-- Start --

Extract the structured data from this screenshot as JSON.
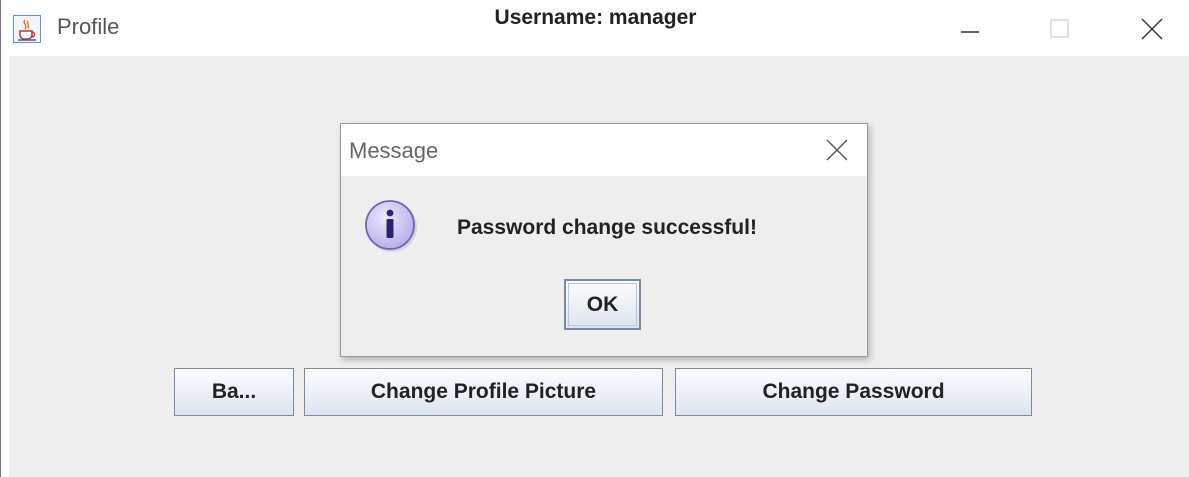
{
  "window": {
    "title": "Profile",
    "icon": "java-coffee-icon",
    "controls": [
      "minimize-icon",
      "maximize-icon",
      "close-icon"
    ]
  },
  "profile": {
    "username_label": "Username: manager",
    "buttons": {
      "back": "Ba...",
      "change_picture": "Change Profile Picture",
      "change_password": "Change Password"
    }
  },
  "dialog": {
    "title": "Message",
    "icon": "info-icon",
    "message": "Password change successful!",
    "ok_label": "OK"
  },
  "colors": {
    "panel_background": "#eeeeee",
    "button_border": "#7a8aa3",
    "info_icon_fill": "#c9c2ef"
  }
}
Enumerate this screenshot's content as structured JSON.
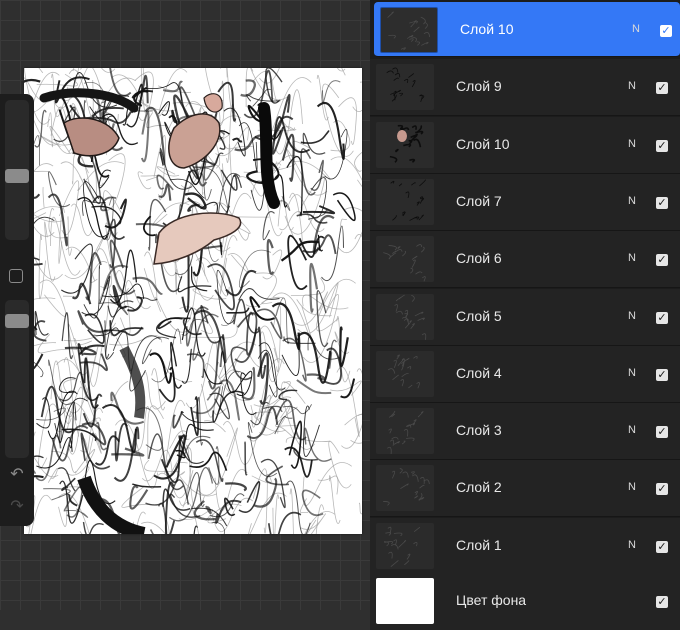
{
  "layers": [
    {
      "name": "Слой 10",
      "blend": "N",
      "visible": true,
      "active": true
    },
    {
      "name": "Слой 9",
      "blend": "N",
      "visible": true,
      "active": false
    },
    {
      "name": "Слой 10",
      "blend": "N",
      "visible": true,
      "active": false
    },
    {
      "name": "Слой 7",
      "blend": "N",
      "visible": true,
      "active": false
    },
    {
      "name": "Слой 6",
      "blend": "N",
      "visible": true,
      "active": false
    },
    {
      "name": "Слой 5",
      "blend": "N",
      "visible": true,
      "active": false
    },
    {
      "name": "Слой 4",
      "blend": "N",
      "visible": true,
      "active": false
    },
    {
      "name": "Слой 3",
      "blend": "N",
      "visible": true,
      "active": false
    },
    {
      "name": "Слой 2",
      "blend": "N",
      "visible": true,
      "active": false
    },
    {
      "name": "Слой 1",
      "blend": "N",
      "visible": true,
      "active": false
    }
  ],
  "background_layer": {
    "name": "Цвет фона",
    "visible": true
  },
  "sidebar": {
    "brush_size_level": 0.55,
    "opacity_level": 0.1,
    "undo_icon": "undo-icon",
    "redo_icon": "redo-icon",
    "modify_icon": "square-icon"
  },
  "colors": {
    "accent": "#3478f6",
    "panel": "#1c1c1c",
    "workspace": "#2f2f2f"
  },
  "check_glyph": "✓"
}
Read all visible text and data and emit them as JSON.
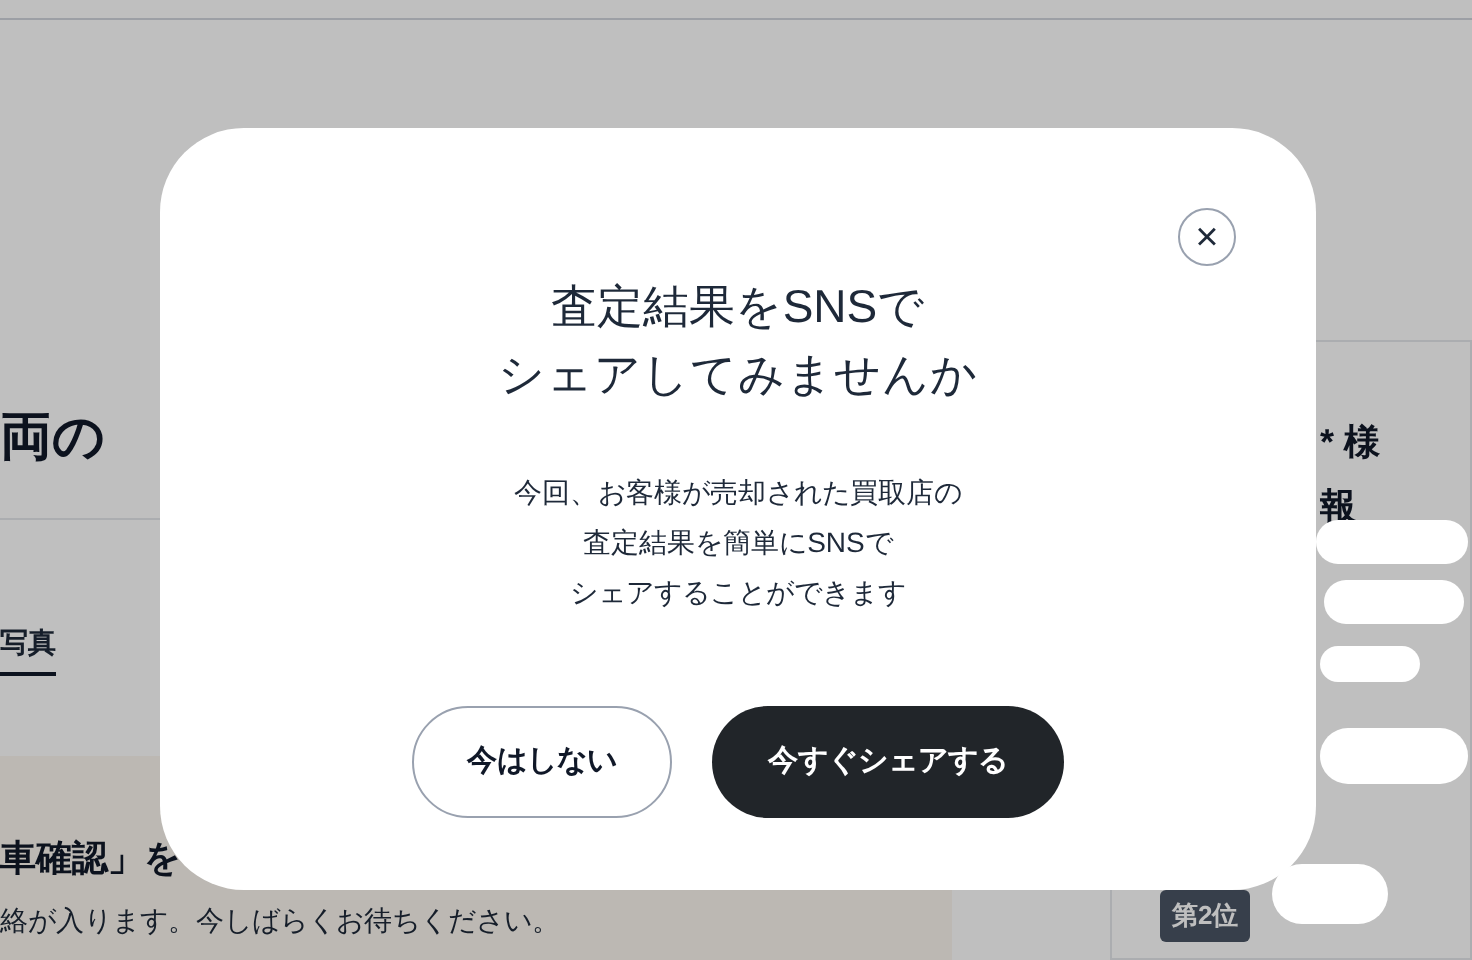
{
  "page": {
    "heading": "両の",
    "tabs": [
      {
        "label": "写真",
        "selected": true
      }
    ],
    "notice": {
      "title": "車確認」を",
      "body": "絡が入ります。今しばらくお待ちください。"
    },
    "side_panel": {
      "lines": [
        "* 様",
        "報"
      ],
      "rank_badge": "第2位"
    }
  },
  "modal": {
    "title_lines": [
      "査定結果をSNSで",
      "シェアしてみませんか"
    ],
    "body_lines": [
      "今回、お客様が売却された買取店の",
      "査定結果を簡単にSNSで",
      "シェアすることができます"
    ],
    "close": "×",
    "buttons": [
      {
        "label": "今はしない",
        "kind": "secondary"
      },
      {
        "label": "今すぐシェアする",
        "kind": "primary"
      }
    ]
  }
}
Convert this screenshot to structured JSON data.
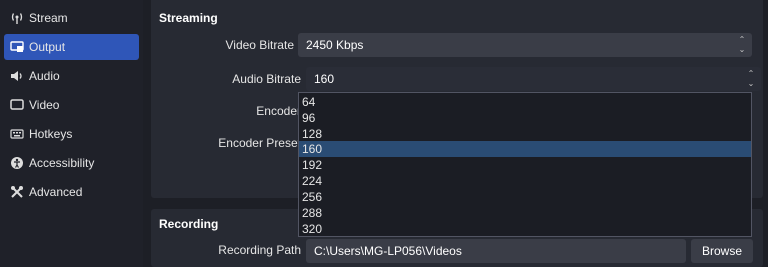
{
  "sidebar": {
    "items": [
      {
        "label": "Stream",
        "icon": "antenna-icon"
      },
      {
        "label": "Output",
        "icon": "output-icon"
      },
      {
        "label": "Audio",
        "icon": "speaker-icon"
      },
      {
        "label": "Video",
        "icon": "monitor-icon"
      },
      {
        "label": "Hotkeys",
        "icon": "keyboard-icon"
      },
      {
        "label": "Accessibility",
        "icon": "accessibility-icon"
      },
      {
        "label": "Advanced",
        "icon": "tools-icon"
      }
    ],
    "active": "Output",
    "accent_color": "#2f56b8"
  },
  "streaming": {
    "title": "Streaming",
    "video_bitrate_label": "Video Bitrate",
    "video_bitrate_value": "2450 Kbps",
    "audio_bitrate_label": "Audio Bitrate",
    "audio_bitrate_value": "160",
    "encoder_label": "Encoder",
    "encoder_preset_label": "Encoder Preset"
  },
  "audio_bitrate_dropdown": {
    "options": [
      "64",
      "96",
      "128",
      "160",
      "192",
      "224",
      "256",
      "288",
      "320"
    ],
    "selected": "160",
    "selected_color": "#2a4c74"
  },
  "recording": {
    "title": "Recording",
    "path_label": "Recording Path",
    "path_value": "C:\\Users\\MG-LP056\\Videos",
    "browse_label": "Browse"
  }
}
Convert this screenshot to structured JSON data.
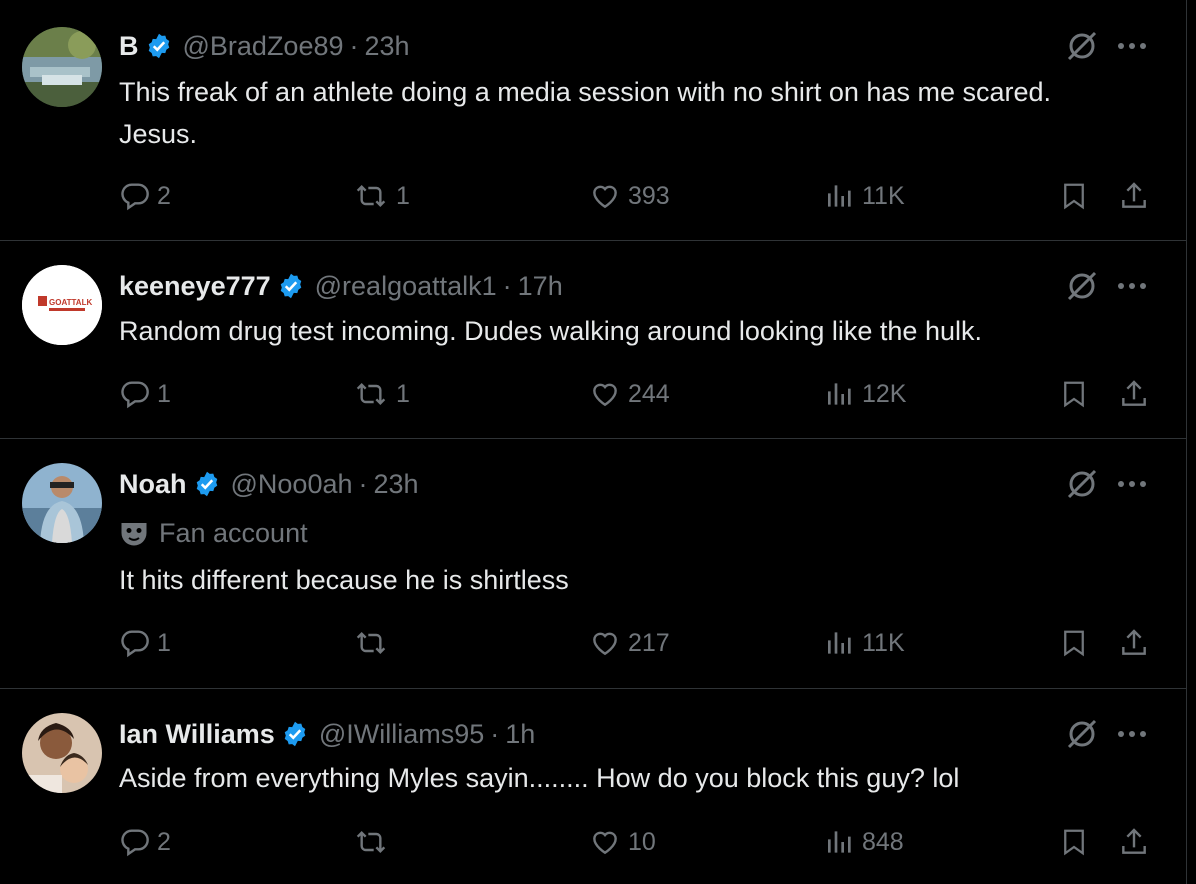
{
  "tweets": [
    {
      "name": "B",
      "handle": "@BradZoe89",
      "time": "23h",
      "text": "This freak of an athlete doing a media session with no shirt on has me scared.  Jesus.",
      "replies": "2",
      "retweets": "1",
      "likes": "393",
      "views": "11K"
    },
    {
      "name": "keeneye777",
      "handle": "@realgoattalk1",
      "time": "17h",
      "text": "Random drug test incoming. Dudes walking around looking like the hulk.",
      "replies": "1",
      "retweets": "1",
      "likes": "244",
      "views": "12K",
      "avatar_text": "GOATTALK"
    },
    {
      "name": "Noah",
      "handle": "@Noo0ah",
      "time": "23h",
      "label": "Fan account",
      "text": "It hits different because he is shirtless",
      "replies": "1",
      "retweets": "",
      "likes": "217",
      "views": "11K"
    },
    {
      "name": "Ian Williams",
      "handle": "@IWilliams95",
      "time": "1h",
      "text": "Aside from everything Myles sayin........ How do you block this guy?  lol",
      "replies": "2",
      "retweets": "",
      "likes": "10",
      "views": "848"
    }
  ],
  "separator": "·",
  "colors": {
    "background": "#000000",
    "text": "#e7e9ea",
    "secondary": "#71767b",
    "verified": "#1d9bf0",
    "divider": "#2f3336"
  }
}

-- End --

Write out again every line above exactly as given; the pictures do not belong in the copy.

The completed task –
Extract the structured data from this screenshot as JSON.
{
  "window": {
    "title": "Profile",
    "icon": "java-coffee-icon",
    "controls": [
      "minimize-icon",
      "maximize-icon",
      "close-icon"
    ]
  },
  "profile": {
    "username_label": "Username: manager",
    "buttons": {
      "back": "Ba...",
      "change_picture": "Change Profile Picture",
      "change_password": "Change Password"
    }
  },
  "dialog": {
    "title": "Message",
    "icon": "info-icon",
    "message": "Password change successful!",
    "ok_label": "OK"
  },
  "colors": {
    "panel_background": "#eeeeee",
    "button_border": "#7a8aa3",
    "info_icon_fill": "#c9c2ef"
  }
}
Enumerate this screenshot's content as structured JSON.
{
  "layers": [
    {
      "name": "Слой 10",
      "blend": "N",
      "visible": true,
      "active": true
    },
    {
      "name": "Слой 9",
      "blend": "N",
      "visible": true,
      "active": false
    },
    {
      "name": "Слой 10",
      "blend": "N",
      "visible": true,
      "active": false
    },
    {
      "name": "Слой 7",
      "blend": "N",
      "visible": true,
      "active": false
    },
    {
      "name": "Слой 6",
      "blend": "N",
      "visible": true,
      "active": false
    },
    {
      "name": "Слой 5",
      "blend": "N",
      "visible": true,
      "active": false
    },
    {
      "name": "Слой 4",
      "blend": "N",
      "visible": true,
      "active": false
    },
    {
      "name": "Слой 3",
      "blend": "N",
      "visible": true,
      "active": false
    },
    {
      "name": "Слой 2",
      "blend": "N",
      "visible": true,
      "active": false
    },
    {
      "name": "Слой 1",
      "blend": "N",
      "visible": true,
      "active": false
    }
  ],
  "background_layer": {
    "name": "Цвет фона",
    "visible": true
  },
  "sidebar": {
    "brush_size_level": 0.55,
    "opacity_level": 0.1,
    "undo_icon": "undo-icon",
    "redo_icon": "redo-icon",
    "modify_icon": "square-icon"
  },
  "colors": {
    "accent": "#3478f6",
    "panel": "#1c1c1c",
    "workspace": "#2f2f2f"
  },
  "check_glyph": "✓"
}
Read all visible text and data and emit them as JSON.
{
  "page": {
    "heading": "両の",
    "tabs": [
      {
        "label": "写真",
        "selected": true
      }
    ],
    "notice": {
      "title": "車確認」を",
      "body": "絡が入ります。今しばらくお待ちください。"
    },
    "side_panel": {
      "lines": [
        "* 様",
        "報"
      ],
      "rank_badge": "第2位"
    }
  },
  "modal": {
    "title_lines": [
      "査定結果をSNSで",
      "シェアしてみませんか"
    ],
    "body_lines": [
      "今回、お客様が売却された買取店の",
      "査定結果を簡単にSNSで",
      "シェアすることができます"
    ],
    "close": "×",
    "buttons": [
      {
        "label": "今はしない",
        "kind": "secondary"
      },
      {
        "label": "今すぐシェアする",
        "kind": "primary"
      }
    ]
  }
}
Convert this screenshot to structured JSON data.
{
  "sidebar": {
    "items": [
      {
        "label": "Stream",
        "icon": "antenna-icon"
      },
      {
        "label": "Output",
        "icon": "output-icon"
      },
      {
        "label": "Audio",
        "icon": "speaker-icon"
      },
      {
        "label": "Video",
        "icon": "monitor-icon"
      },
      {
        "label": "Hotkeys",
        "icon": "keyboard-icon"
      },
      {
        "label": "Accessibility",
        "icon": "accessibility-icon"
      },
      {
        "label": "Advanced",
        "icon": "tools-icon"
      }
    ],
    "active": "Output",
    "accent_color": "#2f56b8"
  },
  "streaming": {
    "title": "Streaming",
    "video_bitrate_label": "Video Bitrate",
    "video_bitrate_value": "2450 Kbps",
    "audio_bitrate_label": "Audio Bitrate",
    "audio_bitrate_value": "160",
    "encoder_label": "Encoder",
    "encoder_preset_label": "Encoder Preset"
  },
  "audio_bitrate_dropdown": {
    "options": [
      "64",
      "96",
      "128",
      "160",
      "192",
      "224",
      "256",
      "288",
      "320"
    ],
    "selected": "160",
    "selected_color": "#2a4c74"
  },
  "recording": {
    "title": "Recording",
    "path_label": "Recording Path",
    "path_value": "C:\\Users\\MG-LP056\\Videos",
    "browse_label": "Browse"
  }
}
Convert this screenshot to structured JSON data.
{
  "tweets": [
    {
      "name": "B",
      "handle": "@BradZoe89",
      "time": "23h",
      "text": "This freak of an athlete doing a media session with no shirt on has me scared.  Jesus.",
      "replies": "2",
      "retweets": "1",
      "likes": "393",
      "views": "11K"
    },
    {
      "name": "keeneye777",
      "handle": "@realgoattalk1",
      "time": "17h",
      "text": "Random drug test incoming. Dudes walking around looking like the hulk.",
      "replies": "1",
      "retweets": "1",
      "likes": "244",
      "views": "12K",
      "avatar_text": "GOATTALK"
    },
    {
      "name": "Noah",
      "handle": "@Noo0ah",
      "time": "23h",
      "label": "Fan account",
      "text": "It hits different because he is shirtless",
      "replies": "1",
      "retweets": "",
      "likes": "217",
      "views": "11K"
    },
    {
      "name": "Ian Williams",
      "handle": "@IWilliams95",
      "time": "1h",
      "text": "Aside from everything Myles sayin........ How do you block this guy?  lol",
      "replies": "2",
      "retweets": "",
      "likes": "10",
      "views": "848"
    }
  ],
  "separator": "·",
  "colors": {
    "background": "#000000",
    "text": "#e7e9ea",
    "secondary": "#71767b",
    "verified": "#1d9bf0",
    "divider": "#2f3336"
  }
}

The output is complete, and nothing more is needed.